Short exercise:
Report how many lines of the following entries include the string "slides"; respond with the number alone.

## start The records

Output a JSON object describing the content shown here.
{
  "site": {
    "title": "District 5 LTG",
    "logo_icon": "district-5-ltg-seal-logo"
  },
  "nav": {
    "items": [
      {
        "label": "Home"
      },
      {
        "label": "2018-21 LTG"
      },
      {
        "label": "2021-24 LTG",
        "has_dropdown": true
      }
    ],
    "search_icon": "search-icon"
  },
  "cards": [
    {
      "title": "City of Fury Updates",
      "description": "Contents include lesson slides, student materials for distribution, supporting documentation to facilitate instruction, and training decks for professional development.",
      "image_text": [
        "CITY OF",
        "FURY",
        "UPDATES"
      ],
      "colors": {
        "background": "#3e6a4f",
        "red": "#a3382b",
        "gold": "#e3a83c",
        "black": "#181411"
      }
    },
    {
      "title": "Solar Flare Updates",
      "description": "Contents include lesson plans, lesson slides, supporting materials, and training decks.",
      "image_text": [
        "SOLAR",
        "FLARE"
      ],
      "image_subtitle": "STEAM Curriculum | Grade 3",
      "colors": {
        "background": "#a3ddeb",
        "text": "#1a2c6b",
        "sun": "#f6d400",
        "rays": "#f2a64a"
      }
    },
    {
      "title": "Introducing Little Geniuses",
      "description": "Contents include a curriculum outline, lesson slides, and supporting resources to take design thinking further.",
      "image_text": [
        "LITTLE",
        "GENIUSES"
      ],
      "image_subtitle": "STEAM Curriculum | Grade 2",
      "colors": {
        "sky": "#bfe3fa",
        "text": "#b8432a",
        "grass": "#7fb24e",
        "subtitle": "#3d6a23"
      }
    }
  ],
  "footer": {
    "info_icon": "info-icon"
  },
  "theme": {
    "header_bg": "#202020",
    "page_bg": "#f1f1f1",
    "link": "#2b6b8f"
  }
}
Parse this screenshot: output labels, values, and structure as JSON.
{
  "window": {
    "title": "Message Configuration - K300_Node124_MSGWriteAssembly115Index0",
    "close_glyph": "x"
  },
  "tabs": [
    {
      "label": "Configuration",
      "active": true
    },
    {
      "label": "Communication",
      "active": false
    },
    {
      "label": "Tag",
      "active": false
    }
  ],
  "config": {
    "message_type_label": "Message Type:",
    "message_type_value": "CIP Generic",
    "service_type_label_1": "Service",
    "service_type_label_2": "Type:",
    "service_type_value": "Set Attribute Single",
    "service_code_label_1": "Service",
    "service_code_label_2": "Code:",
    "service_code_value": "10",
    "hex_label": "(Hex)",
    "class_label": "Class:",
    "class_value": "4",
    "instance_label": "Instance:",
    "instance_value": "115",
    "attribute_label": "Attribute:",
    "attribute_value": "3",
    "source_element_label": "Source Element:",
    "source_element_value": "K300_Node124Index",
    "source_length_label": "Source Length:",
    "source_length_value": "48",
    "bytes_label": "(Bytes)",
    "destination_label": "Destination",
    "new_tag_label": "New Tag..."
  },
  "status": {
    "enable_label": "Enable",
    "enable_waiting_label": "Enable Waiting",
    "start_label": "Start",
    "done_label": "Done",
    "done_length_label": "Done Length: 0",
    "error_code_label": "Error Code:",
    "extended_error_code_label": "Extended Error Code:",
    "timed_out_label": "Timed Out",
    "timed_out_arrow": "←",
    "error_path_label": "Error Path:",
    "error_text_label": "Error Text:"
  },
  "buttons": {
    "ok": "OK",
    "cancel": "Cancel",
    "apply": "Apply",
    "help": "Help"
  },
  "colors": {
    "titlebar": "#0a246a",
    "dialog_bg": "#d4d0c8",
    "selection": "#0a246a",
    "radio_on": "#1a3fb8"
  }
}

## end The records

Worked answer:
3